(Extracted records)
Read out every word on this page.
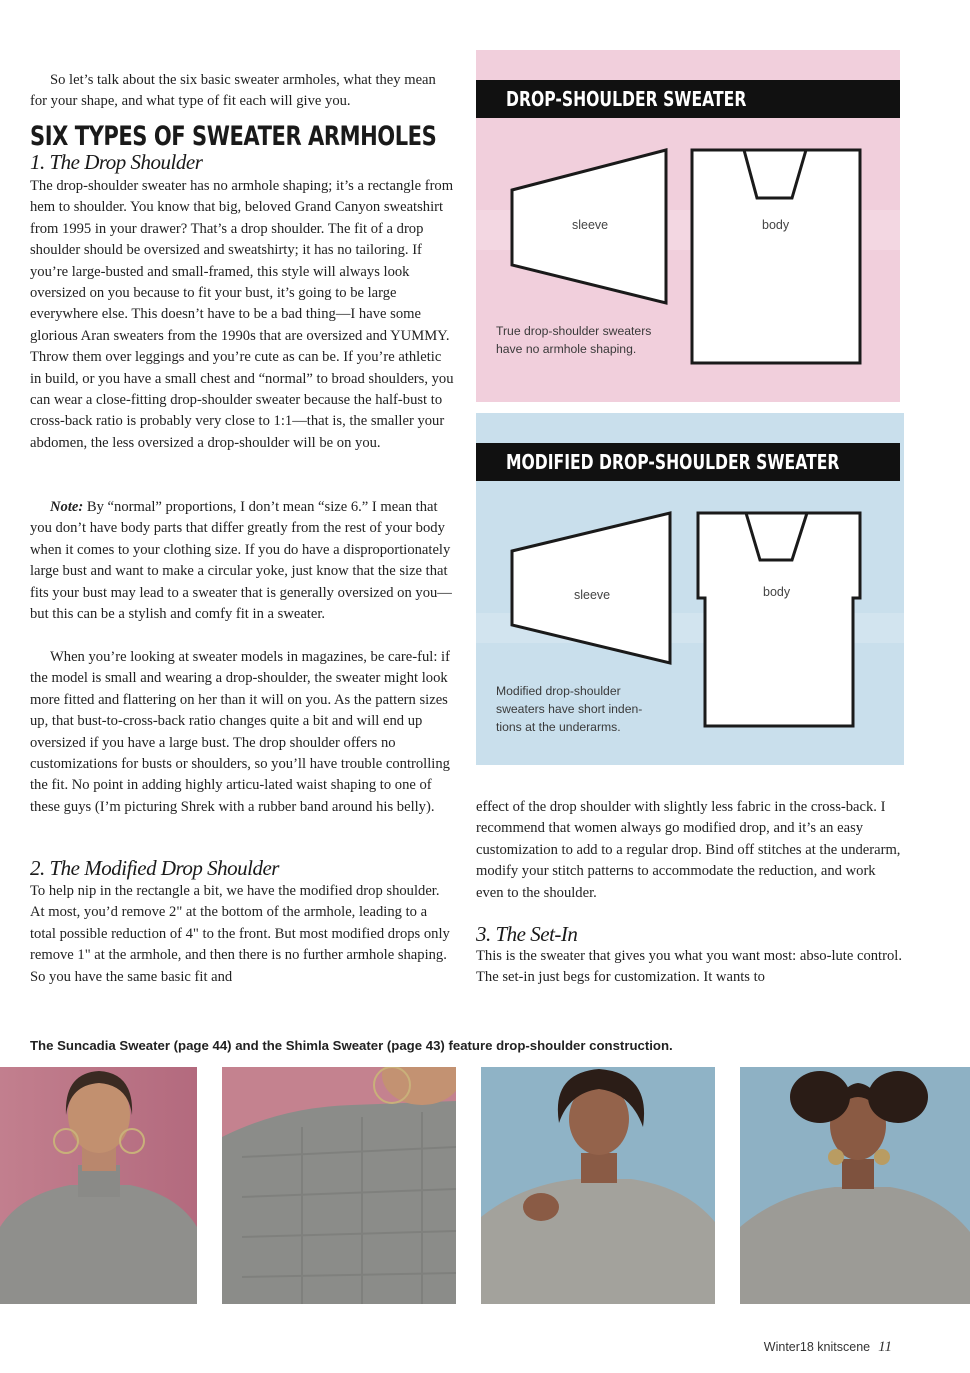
So let’s talk about the six basic sweater armholes, what they mean for your shape, and what type of fit each will give you.

SIX TYPES OF SWEATER ARMHOLES
1. The Drop Shoulder

The drop-shoulder sweater has no armhole shaping; it’s a rectangle from hem to shoulder. You know that big, beloved Grand Canyon sweatshirt from 1995 in your drawer? That’s a drop shoulder. The fit of a drop shoulder should be oversized and sweatshirty; it has no tailoring. If you’re large-busted and small-framed, this style will always look oversized on you because to fit your bust, it’s going to be large everywhere else. This doesn’t have to be a bad thing—I have some glorious Aran sweaters from the 1990s that are oversized and YUMMY. Throw them over leggings and you’re cute as can be. If you’re athletic in build, or you have a small chest and “normal” to broad shoulders, you can wear a close-fitting drop-shoulder sweater because the half-bust to cross-back ratio is probably very close to 1:1—that is, the smaller your abdomen, the less oversized a drop-shoulder will be on you.

Note: By “normal” proportions, I don’t mean “size 6.” I mean that you don’t have body parts that differ greatly from the rest of your body when it comes to your clothing size. If you do have a disproportionately large bust and want to make a circular yoke, just know that the size that fits your bust may lead to a sweater that is generally oversized on you—but this can be a stylish and comfy fit in a sweater.

When you’re looking at sweater models in magazines, be care-ful: if the model is small and wearing a drop-shoulder, the sweater might look more fitted and flattering on her than it will on you. As the pattern sizes up, that bust-to-cross-back ratio changes quite a bit and will end up oversized if you have a large bust. The drop shoulder offers no customizations for busts or shoulders, so you’ll have trouble controlling the fit. No point in adding highly articu-lated waist shaping to one of these guys (I’m picturing Shrek with a rubber band around his belly).

2. The Modified Drop Shoulder

To help nip in the rectangle a bit, we have the modified drop shoulder. At most, you’d remove 2" at the bottom of the armhole, leading to a total possible reduction of 4" to the front. But most modified drops only remove 1" at the armhole, and then there is no further armhole shaping. So you have the same basic fit and

effect of the drop shoulder with slightly less fabric in the cross-back. I recommend that women always go modified drop, and it’s an easy customization to add to a regular drop. Bind off stitches at the underarm, modify your stitch patterns to accommodate the reduction, and work even to the shoulder.

3. The Set-In

This is the sweater that gives you what you want most: abso-lute control. The set-in just begs for customization. It wants to

DROP-SHOULDER SWEATER
sleeve	body
True drop-shoulder sweaters have no armhole shaping.
MODIFIED DROP-SHOULDER SWEATER
sleeve	body
Modified drop-shoulder sweaters have short inden-tions at the underarms.
The Suncadia Sweater (page 44) and the Shimla Sweater (page 43) feature drop-shoulder construction.
Winter18 knitscene 11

= BRIEF =
Collect each line containing the string "page".

= REPLY =
Read out every word on this page.
The Suncadia Sweater (page 44) and the Shimla Sweater (page 43) feature drop-shoulder construction.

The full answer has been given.